In the listing below, find every line with the string "如图所示" and pull it out.

• **Source material**

*****

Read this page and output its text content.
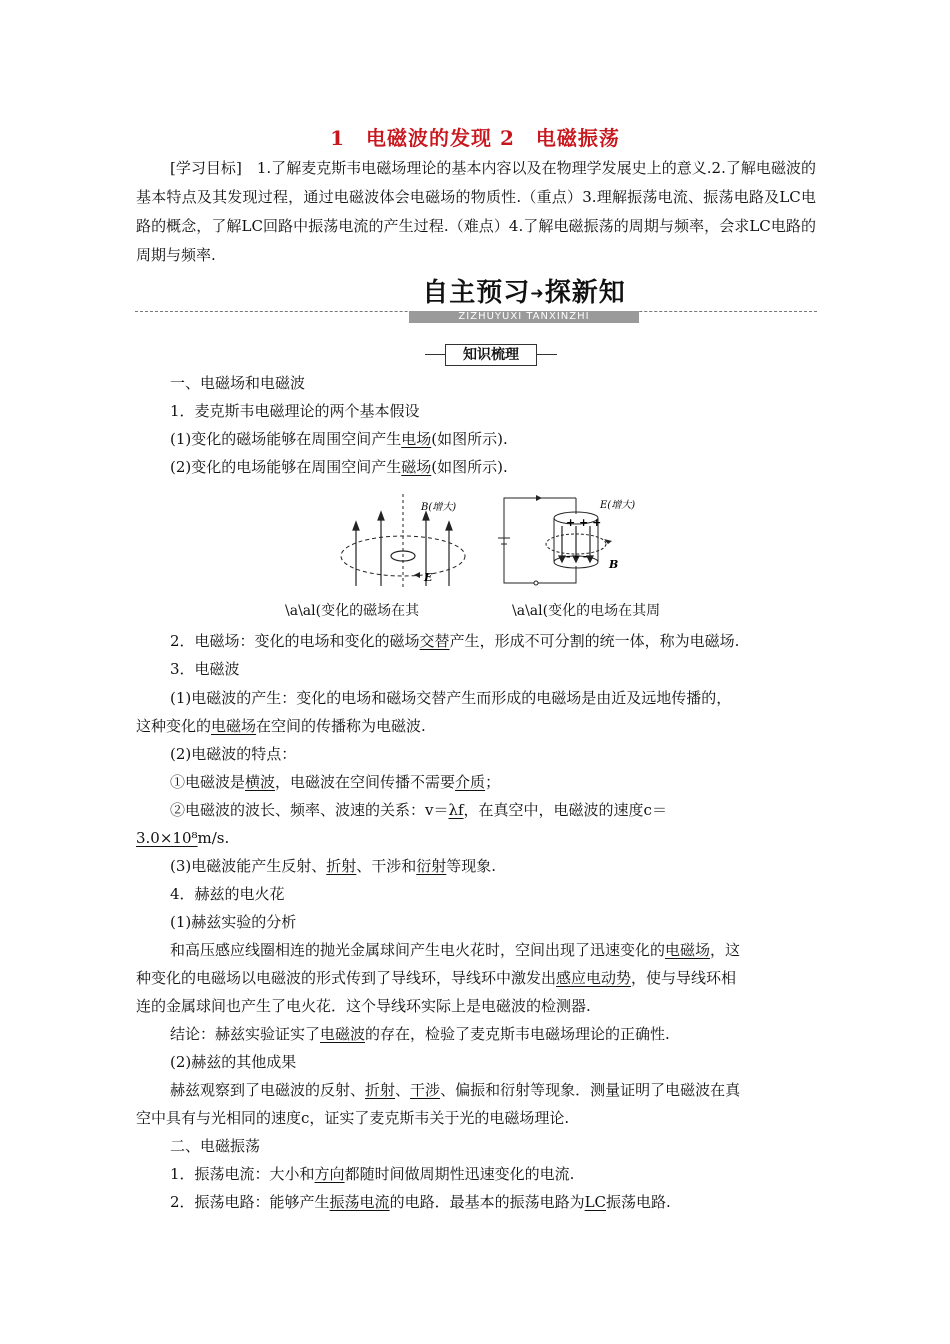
1　电磁波的发现 2　电磁振荡
[学习目标]　1.了解麦克斯韦电磁场理论的基本内容以及在物理学发展史上的意义.2.了解电磁波的基本特点及其发现过程，通过电磁波体会电磁场的物质性.（重点）3.理解振荡电流、振荡电路及LC电路的概念，了解LC回路中振荡电流的产生过程.（难点）4.了解电磁振荡的周期与频率，会求LC电路的周期与频率.
自主预习➜探新知
ZIZHUYUXI TANXINZHI
知识梳理
一、电磁场和电磁波
1．麦克斯韦电磁理论的两个基本假设
(1)变化的磁场能够在周围空间产生电场(如图所示).
(2)变化的电场能够在周围空间产生磁场(如图所示).
B(增大)
E
+ + +
- - -
E(增大)
B
\a\al(变化的磁场在其	\a\al(变化的电场在其周
2．电磁场：变化的电场和变化的磁场交替产生，形成不可分割的统一体，称为电磁场.
3．电磁波
(1)电磁波的产生：变化的电场和磁场交替产生而形成的电磁场是由近及远地传播的，
这种变化的电磁场在空间的传播称为电磁波.
(2)电磁波的特点：
①电磁波是横波，电磁波在空间传播不需要介质；
②电磁波的波长、频率、波速的关系：v＝λf，在真空中，电磁波的速度c＝
3.0×10⁸m/s.
(3)电磁波能产生反射、折射、干涉和衍射等现象.
4．赫兹的电火花
(1)赫兹实验的分析
和高压感应线圈相连的抛光金属球间产生电火花时，空间出现了迅速变化的电磁场，这
种变化的电磁场以电磁波的形式传到了导线环，导线环中激发出感应电动势，使与导线环相
连的金属球间也产生了电火花．这个导线环实际上是电磁波的检测器.
结论：赫兹实验证实了电磁波的存在，检验了麦克斯韦电磁场理论的正确性.
(2)赫兹的其他成果
赫兹观察到了电磁波的反射、折射、干涉、偏振和衍射等现象．测量证明了电磁波在真
空中具有与光相同的速度c，证实了麦克斯韦关于光的电磁场理论.
二、电磁振荡
1．振荡电流：大小和方向都随时间做周期性迅速变化的电流.
2．振荡电路：能够产生振荡电流的电路．最基本的振荡电路为LC振荡电路.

*****

• **Solution to the problem**
(1)变化的磁场能够在周围空间产生电场(如图所示).
(2)变化的电场能够在周围空间产生磁场(如图所示).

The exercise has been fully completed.